### Records to use
════════════════════
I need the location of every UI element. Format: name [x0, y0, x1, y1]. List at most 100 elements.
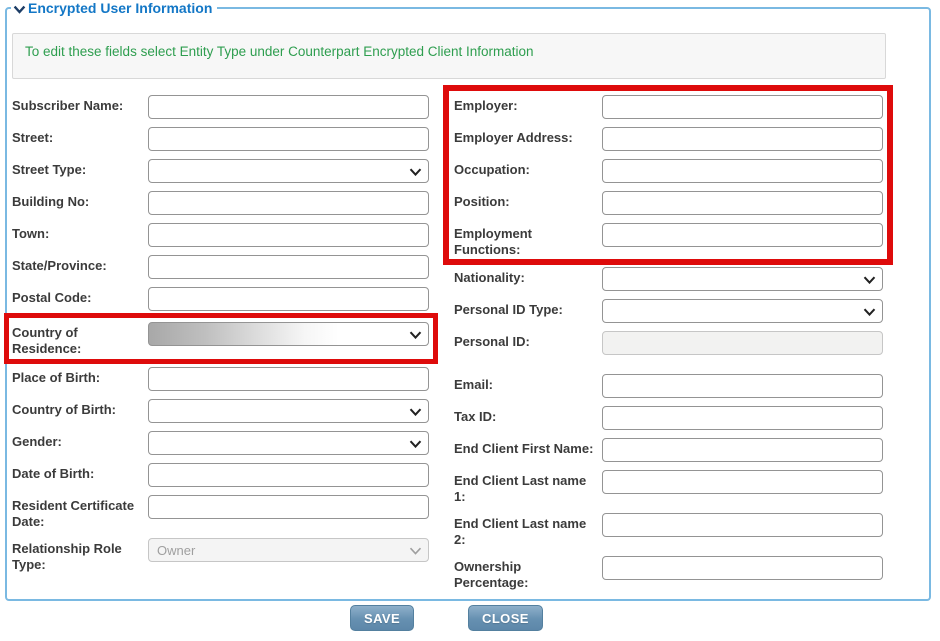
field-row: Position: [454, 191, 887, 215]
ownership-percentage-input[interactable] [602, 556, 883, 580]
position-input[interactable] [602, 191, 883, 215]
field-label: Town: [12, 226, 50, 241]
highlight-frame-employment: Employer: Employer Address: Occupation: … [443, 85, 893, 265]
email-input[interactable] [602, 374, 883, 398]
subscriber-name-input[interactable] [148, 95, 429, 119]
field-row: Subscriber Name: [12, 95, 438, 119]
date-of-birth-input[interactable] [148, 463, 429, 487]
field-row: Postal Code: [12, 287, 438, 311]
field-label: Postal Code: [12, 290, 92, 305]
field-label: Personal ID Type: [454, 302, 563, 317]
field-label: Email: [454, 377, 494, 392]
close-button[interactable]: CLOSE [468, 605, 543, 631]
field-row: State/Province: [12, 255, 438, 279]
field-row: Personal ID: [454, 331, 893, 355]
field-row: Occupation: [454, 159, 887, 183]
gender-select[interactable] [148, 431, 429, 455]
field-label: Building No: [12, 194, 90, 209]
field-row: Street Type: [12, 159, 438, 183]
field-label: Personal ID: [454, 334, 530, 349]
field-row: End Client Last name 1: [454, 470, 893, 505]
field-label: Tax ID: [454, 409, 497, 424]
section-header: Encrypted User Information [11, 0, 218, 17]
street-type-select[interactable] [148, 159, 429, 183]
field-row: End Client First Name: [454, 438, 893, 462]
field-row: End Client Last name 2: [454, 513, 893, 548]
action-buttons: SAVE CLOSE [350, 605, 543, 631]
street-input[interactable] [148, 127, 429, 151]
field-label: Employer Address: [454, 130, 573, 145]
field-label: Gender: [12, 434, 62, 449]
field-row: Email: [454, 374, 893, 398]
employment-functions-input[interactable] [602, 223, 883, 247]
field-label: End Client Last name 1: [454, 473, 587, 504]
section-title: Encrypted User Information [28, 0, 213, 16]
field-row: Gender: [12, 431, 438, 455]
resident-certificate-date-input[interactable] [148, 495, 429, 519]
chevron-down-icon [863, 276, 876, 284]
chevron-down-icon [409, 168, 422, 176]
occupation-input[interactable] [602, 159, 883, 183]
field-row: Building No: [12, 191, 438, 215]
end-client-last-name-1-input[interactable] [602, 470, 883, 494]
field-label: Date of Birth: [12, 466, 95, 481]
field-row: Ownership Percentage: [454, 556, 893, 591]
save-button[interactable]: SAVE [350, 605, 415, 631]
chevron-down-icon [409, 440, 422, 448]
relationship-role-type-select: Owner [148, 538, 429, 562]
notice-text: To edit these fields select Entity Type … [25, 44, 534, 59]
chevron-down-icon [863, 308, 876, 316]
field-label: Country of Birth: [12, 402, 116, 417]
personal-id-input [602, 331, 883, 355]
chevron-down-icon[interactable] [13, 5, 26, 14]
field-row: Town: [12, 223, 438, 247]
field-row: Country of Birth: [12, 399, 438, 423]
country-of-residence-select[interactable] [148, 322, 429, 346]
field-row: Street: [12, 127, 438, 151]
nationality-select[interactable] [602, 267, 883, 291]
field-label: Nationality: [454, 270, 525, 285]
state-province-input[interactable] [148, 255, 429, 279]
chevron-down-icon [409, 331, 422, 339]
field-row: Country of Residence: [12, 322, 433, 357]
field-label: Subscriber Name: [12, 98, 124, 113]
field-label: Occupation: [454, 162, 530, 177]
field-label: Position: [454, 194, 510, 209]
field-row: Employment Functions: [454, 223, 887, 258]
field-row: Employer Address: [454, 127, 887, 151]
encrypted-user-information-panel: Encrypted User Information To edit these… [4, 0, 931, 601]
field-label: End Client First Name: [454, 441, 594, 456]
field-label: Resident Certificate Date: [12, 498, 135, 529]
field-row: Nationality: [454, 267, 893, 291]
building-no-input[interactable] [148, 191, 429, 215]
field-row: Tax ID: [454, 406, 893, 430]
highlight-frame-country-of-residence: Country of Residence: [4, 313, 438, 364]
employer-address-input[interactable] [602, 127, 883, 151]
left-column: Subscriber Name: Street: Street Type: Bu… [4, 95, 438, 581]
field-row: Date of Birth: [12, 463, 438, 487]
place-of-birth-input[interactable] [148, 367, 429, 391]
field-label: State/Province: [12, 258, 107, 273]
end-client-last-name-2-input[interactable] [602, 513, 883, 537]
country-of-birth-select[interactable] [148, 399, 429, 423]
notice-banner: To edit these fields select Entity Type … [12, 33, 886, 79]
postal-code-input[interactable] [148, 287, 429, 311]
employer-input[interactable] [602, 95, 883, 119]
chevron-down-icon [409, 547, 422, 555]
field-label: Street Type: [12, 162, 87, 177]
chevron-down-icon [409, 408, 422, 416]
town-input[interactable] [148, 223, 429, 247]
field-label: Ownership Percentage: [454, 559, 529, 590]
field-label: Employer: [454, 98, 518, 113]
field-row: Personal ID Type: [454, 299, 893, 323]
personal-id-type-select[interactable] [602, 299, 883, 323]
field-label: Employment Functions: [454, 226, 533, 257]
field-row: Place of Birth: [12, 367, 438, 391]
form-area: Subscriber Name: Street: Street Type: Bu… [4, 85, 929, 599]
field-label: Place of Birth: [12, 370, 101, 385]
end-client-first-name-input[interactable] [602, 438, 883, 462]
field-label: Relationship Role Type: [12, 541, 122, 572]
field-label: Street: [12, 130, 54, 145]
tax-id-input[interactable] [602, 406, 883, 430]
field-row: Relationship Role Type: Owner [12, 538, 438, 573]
════════════════════
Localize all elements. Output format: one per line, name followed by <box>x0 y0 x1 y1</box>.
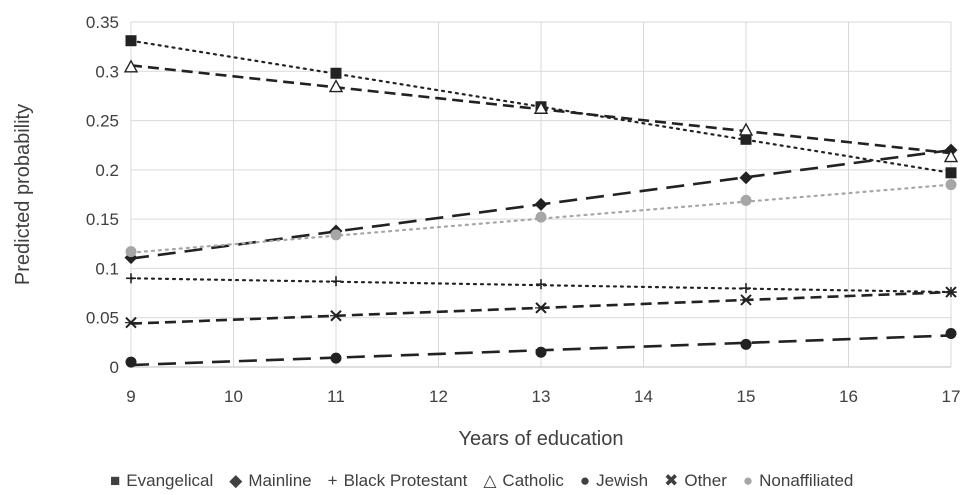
════════════════════
### Problem requirements
Copy the lines of the first item unchanged, from the line with "I need the location" to the line with "field-label: End Client Last", and leave out the picture.

### The completed task
I need the location of every UI element. Format: name [x0, y0, x1, y1]. List at most 100 elements.
field-row: Position: [454, 191, 887, 215]
ownership-percentage-input[interactable] [602, 556, 883, 580]
position-input[interactable] [602, 191, 883, 215]
field-label: Town: [12, 226, 50, 241]
highlight-frame-employment: Employer: Employer Address: Occupation: … [443, 85, 893, 265]
email-input[interactable] [602, 374, 883, 398]
subscriber-name-input[interactable] [148, 95, 429, 119]
field-row: Subscriber Name: [12, 95, 438, 119]
date-of-birth-input[interactable] [148, 463, 429, 487]
field-row: Postal Code: [12, 287, 438, 311]
field-label: Postal Code: [12, 290, 92, 305]
field-label: Personal ID Type: [454, 302, 563, 317]
field-label: Email: [454, 377, 494, 392]
close-button[interactable]: CLOSE [468, 605, 543, 631]
field-row: State/Province: [12, 255, 438, 279]
field-row: Personal ID: [454, 331, 893, 355]
field-row: Occupation: [454, 159, 887, 183]
gender-select[interactable] [148, 431, 429, 455]
field-label: Building No: [12, 194, 90, 209]
field-row: Street Type: [12, 159, 438, 183]
field-label: Personal ID: [454, 334, 530, 349]
field-row: End Client Last name 1: [454, 470, 893, 505]
field-label: Tax ID: [454, 409, 497, 424]
section-header: Encrypted User Information [11, 0, 218, 17]
street-type-select[interactable] [148, 159, 429, 183]
field-row: End Client First Name: [454, 438, 893, 462]
field-row: End Client Last name 2: [454, 513, 893, 548]
action-buttons: SAVE CLOSE [350, 605, 543, 631]
street-input[interactable] [148, 127, 429, 151]
field-label: Employer Address: [454, 130, 573, 145]
field-label: Gender: [12, 434, 62, 449]
field-row: Email: [454, 374, 893, 398]
employment-functions-input[interactable] [602, 223, 883, 247]
field-label: End Client Last name 1: [454, 473, 587, 504]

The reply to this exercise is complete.